• **Material**:
....

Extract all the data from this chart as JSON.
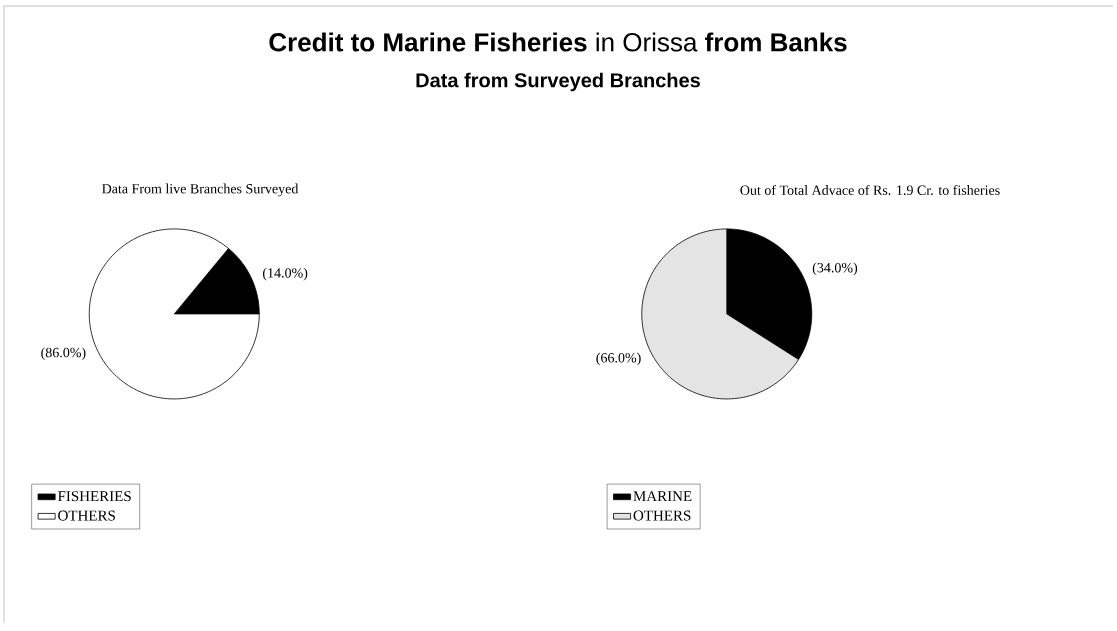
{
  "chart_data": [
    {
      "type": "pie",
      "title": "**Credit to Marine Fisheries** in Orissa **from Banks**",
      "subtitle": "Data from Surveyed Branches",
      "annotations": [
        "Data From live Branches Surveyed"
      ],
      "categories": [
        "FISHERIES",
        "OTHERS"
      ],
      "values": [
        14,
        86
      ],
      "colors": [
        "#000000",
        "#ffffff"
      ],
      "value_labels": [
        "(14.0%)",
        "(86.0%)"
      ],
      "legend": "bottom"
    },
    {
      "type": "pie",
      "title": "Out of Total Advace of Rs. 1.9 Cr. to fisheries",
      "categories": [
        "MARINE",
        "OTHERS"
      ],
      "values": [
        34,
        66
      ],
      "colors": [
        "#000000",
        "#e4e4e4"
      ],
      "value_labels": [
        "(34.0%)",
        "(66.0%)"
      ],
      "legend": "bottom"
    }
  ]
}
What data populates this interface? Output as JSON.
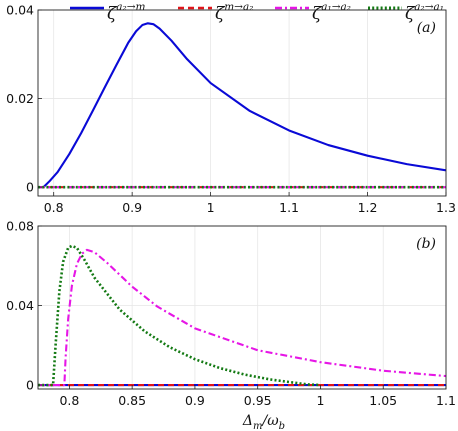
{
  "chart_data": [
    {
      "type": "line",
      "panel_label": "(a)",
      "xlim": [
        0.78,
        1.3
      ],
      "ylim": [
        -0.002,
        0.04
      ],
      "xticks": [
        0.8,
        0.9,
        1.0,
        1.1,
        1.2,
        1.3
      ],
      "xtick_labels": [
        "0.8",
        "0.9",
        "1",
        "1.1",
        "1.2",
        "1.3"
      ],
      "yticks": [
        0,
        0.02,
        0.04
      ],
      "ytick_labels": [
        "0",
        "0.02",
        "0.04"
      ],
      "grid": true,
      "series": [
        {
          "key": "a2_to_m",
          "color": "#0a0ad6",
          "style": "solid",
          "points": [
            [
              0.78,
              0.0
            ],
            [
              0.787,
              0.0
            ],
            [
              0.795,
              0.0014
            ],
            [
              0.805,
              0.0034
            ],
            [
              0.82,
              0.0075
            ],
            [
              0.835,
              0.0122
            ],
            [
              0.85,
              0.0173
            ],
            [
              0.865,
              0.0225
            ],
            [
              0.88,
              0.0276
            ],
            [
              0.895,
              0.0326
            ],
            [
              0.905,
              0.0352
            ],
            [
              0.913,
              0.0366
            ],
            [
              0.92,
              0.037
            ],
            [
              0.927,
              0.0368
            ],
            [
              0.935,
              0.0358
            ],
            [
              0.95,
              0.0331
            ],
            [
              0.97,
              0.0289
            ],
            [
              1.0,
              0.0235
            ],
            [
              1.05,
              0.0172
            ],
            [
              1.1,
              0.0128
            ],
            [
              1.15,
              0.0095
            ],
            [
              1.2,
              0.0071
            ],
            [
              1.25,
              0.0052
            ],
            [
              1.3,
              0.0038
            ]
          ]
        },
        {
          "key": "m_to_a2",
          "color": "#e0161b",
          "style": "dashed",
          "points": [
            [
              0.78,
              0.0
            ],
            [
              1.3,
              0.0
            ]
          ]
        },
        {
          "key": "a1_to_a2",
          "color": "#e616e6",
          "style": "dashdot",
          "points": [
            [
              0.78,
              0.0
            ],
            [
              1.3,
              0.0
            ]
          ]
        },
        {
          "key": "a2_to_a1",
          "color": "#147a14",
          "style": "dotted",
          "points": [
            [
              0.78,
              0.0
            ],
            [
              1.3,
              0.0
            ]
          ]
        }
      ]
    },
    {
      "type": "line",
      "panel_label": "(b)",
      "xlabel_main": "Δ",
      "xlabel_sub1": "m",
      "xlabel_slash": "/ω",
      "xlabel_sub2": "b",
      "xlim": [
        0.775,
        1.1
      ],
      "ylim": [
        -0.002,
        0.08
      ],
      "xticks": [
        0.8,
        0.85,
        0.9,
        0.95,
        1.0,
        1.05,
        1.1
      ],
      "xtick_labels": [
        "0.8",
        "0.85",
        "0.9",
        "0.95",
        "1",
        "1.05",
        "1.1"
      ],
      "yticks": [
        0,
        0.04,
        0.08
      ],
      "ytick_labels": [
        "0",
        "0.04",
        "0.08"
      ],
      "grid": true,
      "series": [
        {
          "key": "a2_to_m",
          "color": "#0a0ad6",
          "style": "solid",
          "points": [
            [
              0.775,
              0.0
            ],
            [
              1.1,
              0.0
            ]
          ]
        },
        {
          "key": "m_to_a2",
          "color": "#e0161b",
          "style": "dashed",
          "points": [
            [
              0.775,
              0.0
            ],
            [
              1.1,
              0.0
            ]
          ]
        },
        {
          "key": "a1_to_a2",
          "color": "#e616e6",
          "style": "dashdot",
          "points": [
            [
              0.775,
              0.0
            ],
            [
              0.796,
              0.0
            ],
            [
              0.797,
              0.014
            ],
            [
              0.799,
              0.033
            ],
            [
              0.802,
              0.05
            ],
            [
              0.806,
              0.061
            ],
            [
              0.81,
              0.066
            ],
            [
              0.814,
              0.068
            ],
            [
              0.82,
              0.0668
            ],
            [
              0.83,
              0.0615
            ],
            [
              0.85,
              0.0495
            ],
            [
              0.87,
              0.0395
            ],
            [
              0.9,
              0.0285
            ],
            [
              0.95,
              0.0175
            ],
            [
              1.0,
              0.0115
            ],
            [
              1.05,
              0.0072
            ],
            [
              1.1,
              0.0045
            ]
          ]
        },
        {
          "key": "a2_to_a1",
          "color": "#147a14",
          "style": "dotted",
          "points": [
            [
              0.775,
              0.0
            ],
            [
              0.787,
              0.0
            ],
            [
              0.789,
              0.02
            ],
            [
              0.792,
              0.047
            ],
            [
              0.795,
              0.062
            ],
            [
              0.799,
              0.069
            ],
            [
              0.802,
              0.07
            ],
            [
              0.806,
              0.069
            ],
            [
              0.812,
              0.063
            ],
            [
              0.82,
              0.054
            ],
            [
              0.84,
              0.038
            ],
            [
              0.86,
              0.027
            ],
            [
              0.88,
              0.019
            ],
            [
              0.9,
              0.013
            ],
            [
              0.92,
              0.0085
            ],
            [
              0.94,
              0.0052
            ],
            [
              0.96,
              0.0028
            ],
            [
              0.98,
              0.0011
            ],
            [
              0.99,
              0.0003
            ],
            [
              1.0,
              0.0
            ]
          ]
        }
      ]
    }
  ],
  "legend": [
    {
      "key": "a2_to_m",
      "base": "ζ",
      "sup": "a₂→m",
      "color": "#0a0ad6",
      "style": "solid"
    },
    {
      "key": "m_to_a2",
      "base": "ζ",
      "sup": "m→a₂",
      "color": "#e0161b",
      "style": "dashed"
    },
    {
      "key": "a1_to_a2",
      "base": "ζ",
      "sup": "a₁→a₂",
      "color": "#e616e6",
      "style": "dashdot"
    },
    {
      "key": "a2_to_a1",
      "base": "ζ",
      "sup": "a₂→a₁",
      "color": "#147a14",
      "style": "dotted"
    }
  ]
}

....

• **Goal**:
Go through the material above and print all of it exactly, except the pictures.

• **Expected answer**:
Extract all the data from this chart as JSON.
{
  "chart_data": [
    {
      "type": "pie",
      "title": "**Credit to Marine Fisheries** in Orissa **from Banks**",
      "subtitle": "Data from Surveyed Branches",
      "annotations": [
        "Data From live Branches Surveyed"
      ],
      "categories": [
        "FISHERIES",
        "OTHERS"
      ],
      "values": [
        14,
        86
      ],
      "colors": [
        "#000000",
        "#ffffff"
      ],
      "value_labels": [
        "(14.0%)",
        "(86.0%)"
      ],
      "legend": "bottom"
    },
    {
      "type": "pie",
      "title": "Out of Total Advace of Rs. 1.9 Cr. to fisheries",
      "categories": [
        "MARINE",
        "OTHERS"
      ],
      "values": [
        34,
        66
      ],
      "colors": [
        "#000000",
        "#e4e4e4"
      ],
      "value_labels": [
        "(34.0%)",
        "(66.0%)"
      ],
      "legend": "bottom"
    }
  ]
}
What data populates this interface? Output as JSON.
{
  "chart_data": [
    {
      "type": "line",
      "panel_label": "(a)",
      "xlim": [
        0.78,
        1.3
      ],
      "ylim": [
        -0.002,
        0.04
      ],
      "xticks": [
        0.8,
        0.9,
        1.0,
        1.1,
        1.2,
        1.3
      ],
      "xtick_labels": [
        "0.8",
        "0.9",
        "1",
        "1.1",
        "1.2",
        "1.3"
      ],
      "yticks": [
        0,
        0.02,
        0.04
      ],
      "ytick_labels": [
        "0",
        "0.02",
        "0.04"
      ],
      "grid": true,
      "series": [
        {
          "key": "a2_to_m",
          "color": "#0a0ad6",
          "style": "solid",
          "points": [
            [
              0.78,
              0.0
            ],
            [
              0.787,
              0.0
            ],
            [
              0.795,
              0.0014
            ],
            [
              0.805,
              0.0034
            ],
            [
              0.82,
              0.0075
            ],
            [
              0.835,
              0.0122
            ],
            [
              0.85,
              0.0173
            ],
            [
              0.865,
              0.0225
            ],
            [
              0.88,
              0.0276
            ],
            [
              0.895,
              0.0326
            ],
            [
              0.905,
              0.0352
            ],
            [
              0.913,
              0.0366
            ],
            [
              0.92,
              0.037
            ],
            [
              0.927,
              0.0368
            ],
            [
              0.935,
              0.0358
            ],
            [
              0.95,
              0.0331
            ],
            [
              0.97,
              0.0289
            ],
            [
              1.0,
              0.0235
            ],
            [
              1.05,
              0.0172
            ],
            [
              1.1,
              0.0128
            ],
            [
              1.15,
              0.0095
            ],
            [
              1.2,
              0.0071
            ],
            [
              1.25,
              0.0052
            ],
            [
              1.3,
              0.0038
            ]
          ]
        },
        {
          "key": "m_to_a2",
          "color": "#e0161b",
          "style": "dashed",
          "points": [
            [
              0.78,
              0.0
            ],
            [
              1.3,
              0.0
            ]
          ]
        },
        {
          "key": "a1_to_a2",
          "color": "#e616e6",
          "style": "dashdot",
          "points": [
            [
              0.78,
              0.0
            ],
            [
              1.3,
              0.0
            ]
          ]
        },
        {
          "key": "a2_to_a1",
          "color": "#147a14",
          "style": "dotted",
          "points": [
            [
              0.78,
              0.0
            ],
            [
              1.3,
              0.0
            ]
          ]
        }
      ]
    },
    {
      "type": "line",
      "panel_label": "(b)",
      "xlabel_main": "Δ",
      "xlabel_sub1": "m",
      "xlabel_slash": "/ω",
      "xlabel_sub2": "b",
      "xlim": [
        0.775,
        1.1
      ],
      "ylim": [
        -0.002,
        0.08
      ],
      "xticks": [
        0.8,
        0.85,
        0.9,
        0.95,
        1.0,
        1.05,
        1.1
      ],
      "xtick_labels": [
        "0.8",
        "0.85",
        "0.9",
        "0.95",
        "1",
        "1.05",
        "1.1"
      ],
      "yticks": [
        0,
        0.04,
        0.08
      ],
      "ytick_labels": [
        "0",
        "0.04",
        "0.08"
      ],
      "grid": true,
      "series": [
        {
          "key": "a2_to_m",
          "color": "#0a0ad6",
          "style": "solid",
          "points": [
            [
              0.775,
              0.0
            ],
            [
              1.1,
              0.0
            ]
          ]
        },
        {
          "key": "m_to_a2",
          "color": "#e0161b",
          "style": "dashed",
          "points": [
            [
              0.775,
              0.0
            ],
            [
              1.1,
              0.0
            ]
          ]
        },
        {
          "key": "a1_to_a2",
          "color": "#e616e6",
          "style": "dashdot",
          "points": [
            [
              0.775,
              0.0
            ],
            [
              0.796,
              0.0
            ],
            [
              0.797,
              0.014
            ],
            [
              0.799,
              0.033
            ],
            [
              0.802,
              0.05
            ],
            [
              0.806,
              0.061
            ],
            [
              0.81,
              0.066
            ],
            [
              0.814,
              0.068
            ],
            [
              0.82,
              0.0668
            ],
            [
              0.83,
              0.0615
            ],
            [
              0.85,
              0.0495
            ],
            [
              0.87,
              0.0395
            ],
            [
              0.9,
              0.0285
            ],
            [
              0.95,
              0.0175
            ],
            [
              1.0,
              0.0115
            ],
            [
              1.05,
              0.0072
            ],
            [
              1.1,
              0.0045
            ]
          ]
        },
        {
          "key": "a2_to_a1",
          "color": "#147a14",
          "style": "dotted",
          "points": [
            [
              0.775,
              0.0
            ],
            [
              0.787,
              0.0
            ],
            [
              0.789,
              0.02
            ],
            [
              0.792,
              0.047
            ],
            [
              0.795,
              0.062
            ],
            [
              0.799,
              0.069
            ],
            [
              0.802,
              0.07
            ],
            [
              0.806,
              0.069
            ],
            [
              0.812,
              0.063
            ],
            [
              0.82,
              0.054
            ],
            [
              0.84,
              0.038
            ],
            [
              0.86,
              0.027
            ],
            [
              0.88,
              0.019
            ],
            [
              0.9,
              0.013
            ],
            [
              0.92,
              0.0085
            ],
            [
              0.94,
              0.0052
            ],
            [
              0.96,
              0.0028
            ],
            [
              0.98,
              0.0011
            ],
            [
              0.99,
              0.0003
            ],
            [
              1.0,
              0.0
            ]
          ]
        }
      ]
    }
  ],
  "legend": [
    {
      "key": "a2_to_m",
      "base": "ζ",
      "sup": "a₂→m",
      "color": "#0a0ad6",
      "style": "solid"
    },
    {
      "key": "m_to_a2",
      "base": "ζ",
      "sup": "m→a₂",
      "color": "#e0161b",
      "style": "dashed"
    },
    {
      "key": "a1_to_a2",
      "base": "ζ",
      "sup": "a₁→a₂",
      "color": "#e616e6",
      "style": "dashdot"
    },
    {
      "key": "a2_to_a1",
      "base": "ζ",
      "sup": "a₂→a₁",
      "color": "#147a14",
      "style": "dotted"
    }
  ]
}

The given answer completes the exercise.